### Your goal
Which lines include the word "this"? Copy each of them.

[Dataset listings of figures]
┄┄┄┄┄┄┄┄┄┄

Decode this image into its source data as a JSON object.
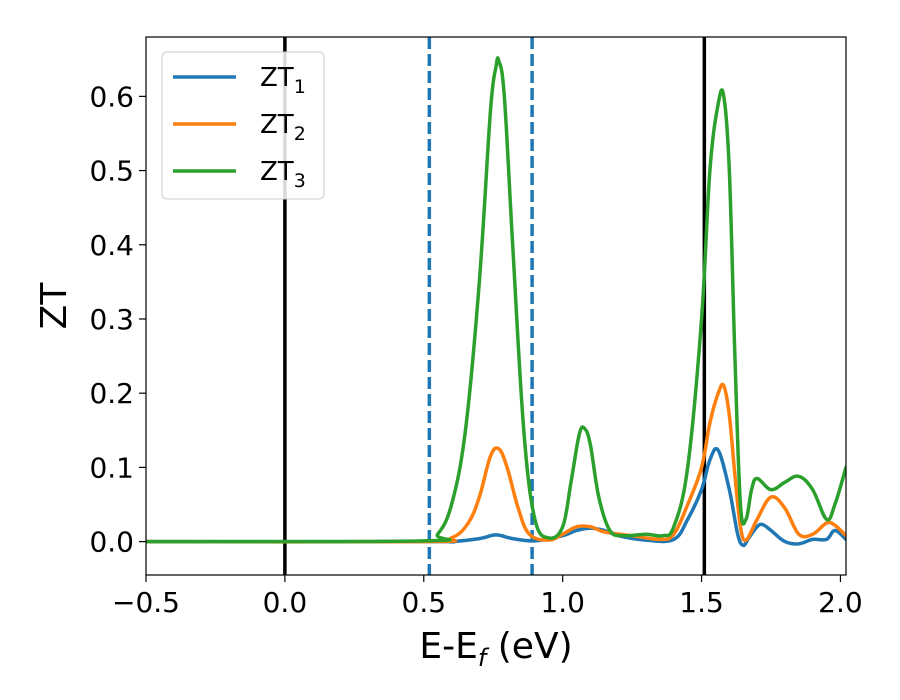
{
  "chart_data": {
    "type": "line",
    "title": "",
    "xlabel": "E-E",
    "xlabel_sub": "f",
    "xlabel_unit": " (eV)",
    "ylabel": "ZT",
    "xlim": [
      -0.5,
      2.02
    ],
    "ylim": [
      -0.045,
      0.68
    ],
    "xticks": [
      -0.5,
      0.0,
      0.5,
      1.0,
      1.5,
      2.0
    ],
    "xtick_labels": [
      "−0.5",
      "0.0",
      "0.5",
      "1.0",
      "1.5",
      "2.0"
    ],
    "yticks": [
      0.0,
      0.1,
      0.2,
      0.3,
      0.4,
      0.5,
      0.6
    ],
    "ytick_labels": [
      "0.0",
      "0.1",
      "0.2",
      "0.3",
      "0.4",
      "0.5",
      "0.6"
    ],
    "grid": false,
    "legend_position": "top-left",
    "vlines": [
      {
        "x": 0.0,
        "style": "solid",
        "color": "#000000"
      },
      {
        "x": 0.52,
        "style": "dashed",
        "color": "#1f77b4"
      },
      {
        "x": 0.89,
        "style": "dashed",
        "color": "#1f77b4"
      },
      {
        "x": 1.51,
        "style": "solid",
        "color": "#000000"
      }
    ],
    "series": [
      {
        "name": "ZT",
        "name_sub": "1",
        "color": "#1f77b4",
        "x": [
          -0.5,
          0.5,
          0.6,
          0.7,
          0.76,
          0.82,
          0.9,
          1.0,
          1.05,
          1.1,
          1.15,
          1.2,
          1.3,
          1.4,
          1.45,
          1.5,
          1.53,
          1.56,
          1.6,
          1.63,
          1.65,
          1.67,
          1.7,
          1.72,
          1.75,
          1.8,
          1.85,
          1.9,
          1.95,
          1.98,
          2.02
        ],
        "y": [
          0.0,
          0.0,
          0.0,
          0.004,
          0.009,
          0.004,
          0.001,
          0.008,
          0.015,
          0.018,
          0.015,
          0.008,
          0.002,
          0.003,
          0.03,
          0.07,
          0.11,
          0.123,
          0.07,
          0.01,
          -0.005,
          0.005,
          0.02,
          0.023,
          0.015,
          0.0,
          -0.003,
          0.003,
          0.003,
          0.015,
          0.003
        ]
      },
      {
        "name": "ZT",
        "name_sub": "2",
        "color": "#ff7f0e",
        "x": [
          -0.5,
          0.5,
          0.6,
          0.66,
          0.7,
          0.74,
          0.77,
          0.8,
          0.84,
          0.88,
          0.95,
          1.0,
          1.05,
          1.1,
          1.15,
          1.25,
          1.35,
          1.4,
          1.45,
          1.5,
          1.53,
          1.56,
          1.58,
          1.6,
          1.62,
          1.64,
          1.66,
          1.7,
          1.75,
          1.8,
          1.85,
          1.9,
          1.95,
          1.98,
          2.02
        ],
        "y": [
          0.0,
          0.0,
          0.005,
          0.025,
          0.06,
          0.115,
          0.125,
          0.1,
          0.045,
          0.01,
          0.002,
          0.01,
          0.02,
          0.02,
          0.013,
          0.008,
          0.003,
          0.01,
          0.05,
          0.1,
          0.16,
          0.2,
          0.21,
          0.17,
          0.09,
          0.02,
          0.002,
          0.03,
          0.06,
          0.045,
          0.01,
          0.01,
          0.025,
          0.022,
          0.008
        ]
      },
      {
        "name": "ZT",
        "name_sub": "3",
        "color": "#2ca02c",
        "x": [
          -0.5,
          0.5,
          0.55,
          0.6,
          0.65,
          0.7,
          0.74,
          0.76,
          0.77,
          0.79,
          0.82,
          0.86,
          0.9,
          0.95,
          1.0,
          1.03,
          1.06,
          1.08,
          1.1,
          1.13,
          1.17,
          1.22,
          1.3,
          1.36,
          1.4,
          1.45,
          1.5,
          1.53,
          1.56,
          1.58,
          1.6,
          1.62,
          1.64,
          1.66,
          1.68,
          1.7,
          1.75,
          1.8,
          1.85,
          1.9,
          1.95,
          1.98,
          2.02
        ],
        "y": [
          0.0,
          0.001,
          0.01,
          0.05,
          0.15,
          0.35,
          0.58,
          0.64,
          0.648,
          0.6,
          0.4,
          0.15,
          0.03,
          0.005,
          0.02,
          0.08,
          0.145,
          0.152,
          0.13,
          0.06,
          0.015,
          0.008,
          0.01,
          0.008,
          0.02,
          0.1,
          0.3,
          0.5,
          0.59,
          0.6,
          0.5,
          0.25,
          0.05,
          0.03,
          0.07,
          0.085,
          0.07,
          0.08,
          0.088,
          0.07,
          0.03,
          0.05,
          0.1
        ]
      }
    ]
  }
}
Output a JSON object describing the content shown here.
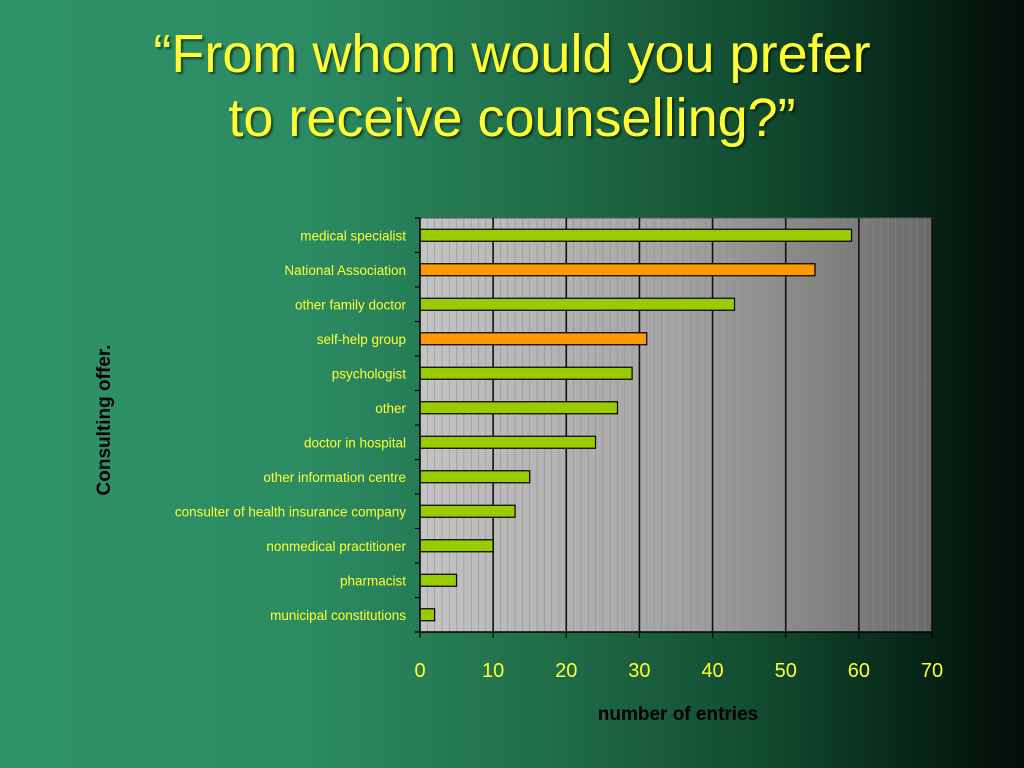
{
  "slide": {
    "title_line1": "“From whom would you prefer",
    "title_line2": "to receive counselling?”"
  },
  "colors": {
    "title": "#ffff33",
    "bar_green": "#99cc00",
    "bar_orange": "#ff9900",
    "bar_outline": "#000000"
  },
  "chart_data": {
    "type": "bar",
    "orientation": "horizontal",
    "title": "“From whom would you prefer to receive counselling?”",
    "xlabel": "number of entries",
    "ylabel": "Consulting offer.",
    "xlim": [
      0,
      70
    ],
    "xticks": [
      0,
      10,
      20,
      30,
      40,
      50,
      60,
      70
    ],
    "grid": true,
    "legend": "none",
    "categories": [
      "medical specialist",
      "National Association",
      "other family doctor",
      "self-help group",
      "psychologist",
      "other",
      "doctor in hospital",
      "other information centre",
      "consulter of health insurance company",
      "nonmedical practitioner",
      "pharmacist",
      "municipal constitutions"
    ],
    "values": [
      59,
      54,
      43,
      31,
      29,
      27,
      24,
      15,
      13,
      10,
      5,
      2
    ],
    "highlight": [
      "green",
      "orange",
      "green",
      "orange",
      "green",
      "green",
      "green",
      "green",
      "green",
      "green",
      "green",
      "green"
    ]
  }
}
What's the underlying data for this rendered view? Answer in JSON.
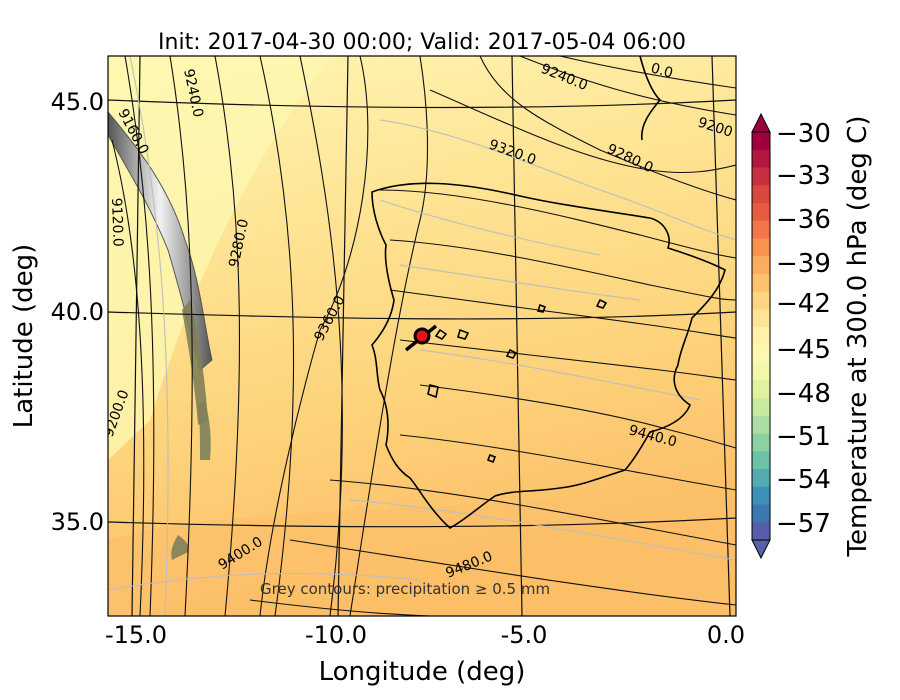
{
  "title": "Init: 2017-04-30 00:00; Valid: 2017-05-04 06:00",
  "xlabel": "Longitude (deg)",
  "ylabel": "Latitude (deg)",
  "xticks": [
    "-15.0",
    "-10.0",
    "-5.0",
    "0.0"
  ],
  "yticks": [
    "35.0",
    "40.0",
    "45.0"
  ],
  "annotation": "Grey contours: precipitation ≥ 0.5 mm",
  "colorbar": {
    "label": "Temperature at 300.0 hPa (deg C)",
    "ticks": [
      "−30",
      "−33",
      "−36",
      "−39",
      "−42",
      "−45",
      "−48",
      "−51",
      "−54",
      "−57"
    ],
    "colors": [
      "#9e0142",
      "#b2183f",
      "#c7313f",
      "#d8483f",
      "#e65c43",
      "#f3764a",
      "#f8924f",
      "#fbac5c",
      "#fdc26c",
      "#fdd47f",
      "#fee593",
      "#fff1a8",
      "#fcf8b2",
      "#f1f8a8",
      "#e1f29e",
      "#c9e99e",
      "#acdda2",
      "#8dd0a4",
      "#6bc3a7",
      "#53abad",
      "#3b91b7",
      "#3f76b4",
      "#5660a8"
    ]
  },
  "contours": [
    {
      "label": "9160.0"
    },
    {
      "label": "9120.0"
    },
    {
      "label": "9200.0"
    },
    {
      "label": "9240.0"
    },
    {
      "label": "9240.0"
    },
    {
      "label": "9280.0"
    },
    {
      "label": "9280.0"
    },
    {
      "label": "9320.0"
    },
    {
      "label": "9360.0"
    },
    {
      "label": "9400.0"
    },
    {
      "label": "9440.0"
    },
    {
      "label": "9480.0"
    },
    {
      "label": "9200"
    },
    {
      "label": "0.0"
    }
  ],
  "marker": {
    "lon": -7.5,
    "lat": 39.4,
    "color": "#e8101a"
  }
}
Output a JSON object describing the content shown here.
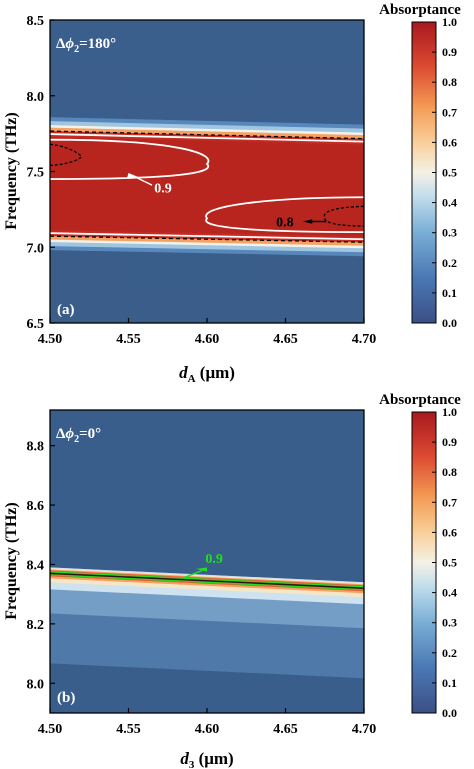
{
  "chart_data": [
    {
      "panel_label": "(a)",
      "type": "heatmap",
      "annotation": "Δϕ₂=180°",
      "annotation_parts": {
        "delta": "Δ",
        "phi": "ϕ",
        "sub": "2",
        "rest": "=180°"
      },
      "xlabel": "d_A (μm)",
      "xlabel_parts": {
        "var": "d",
        "sub": "A",
        "unit": " (μm)"
      },
      "ylabel": "Frequency (THz)",
      "xlim": [
        4.5,
        4.7
      ],
      "ylim": [
        6.5,
        8.5
      ],
      "xticks": [
        "4.50",
        "4.55",
        "4.60",
        "4.65",
        "4.70"
      ],
      "yticks": [
        "6.5",
        "7.0",
        "7.5",
        "8.0",
        "8.5"
      ],
      "absorption_band": {
        "upper_edge": {
          "x": [
            4.5,
            4.7
          ],
          "y": [
            7.78,
            7.73
          ]
        },
        "lower_edge": {
          "x": [
            4.5,
            4.7
          ],
          "y": [
            7.06,
            7.02
          ]
        }
      },
      "contours": [
        {
          "level": 0.9,
          "label": "0.9",
          "color": "#ffffff"
        },
        {
          "level": 0.8,
          "label": "0.8",
          "color": "#000000",
          "style": "dashed"
        }
      ],
      "colorbar": {
        "title": "Absorptance",
        "range": [
          0.0,
          1.0
        ],
        "ticks": [
          "0.0",
          "0.1",
          "0.2",
          "0.3",
          "0.4",
          "0.5",
          "0.6",
          "0.7",
          "0.8",
          "0.9",
          "1.0"
        ]
      }
    },
    {
      "panel_label": "(b)",
      "type": "heatmap",
      "annotation": "Δϕ₂=0°",
      "annotation_parts": {
        "delta": "Δ",
        "phi": "ϕ",
        "sub": "2",
        "rest": "=0°"
      },
      "xlabel": "d_3 (μm)",
      "xlabel_parts": {
        "var": "d",
        "sub": "3",
        "unit": " (μm)"
      },
      "ylabel": "Frequency (THz)",
      "xlim": [
        4.5,
        4.7
      ],
      "ylim": [
        7.9,
        8.92
      ],
      "xticks": [
        "4.50",
        "4.55",
        "4.60",
        "4.65",
        "4.70"
      ],
      "yticks": [
        "8.0",
        "8.2",
        "8.4",
        "8.6",
        "8.8"
      ],
      "resonance_line": {
        "x": [
          4.5,
          4.7
        ],
        "y": [
          8.37,
          8.32
        ]
      },
      "contours": [
        {
          "level": 0.9,
          "label": "0.9",
          "color": "#22dd22"
        }
      ],
      "colorbar": {
        "title": "Absorptance",
        "range": [
          0.0,
          1.0
        ],
        "ticks": [
          "0.0",
          "0.1",
          "0.2",
          "0.3",
          "0.4",
          "0.5",
          "0.6",
          "0.7",
          "0.8",
          "0.9",
          "1.0"
        ]
      }
    }
  ],
  "colors": {
    "background": "#3a5f8c",
    "band": "#c42b22",
    "band_inner": "#b3241c",
    "edge_white": "#f4f1ea",
    "edge_lightblue": "#9fc6e0",
    "edge_orange": "#f4a261",
    "contour_white": "#ffffff",
    "contour_black": "#000000",
    "contour_green": "#22dd22"
  }
}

┄┄┄┄┄┄┄┄┄┄

### Answer
Decode this image into its source data as a JSON object.
What's the underlying data for this rendered view? Answer in JSON.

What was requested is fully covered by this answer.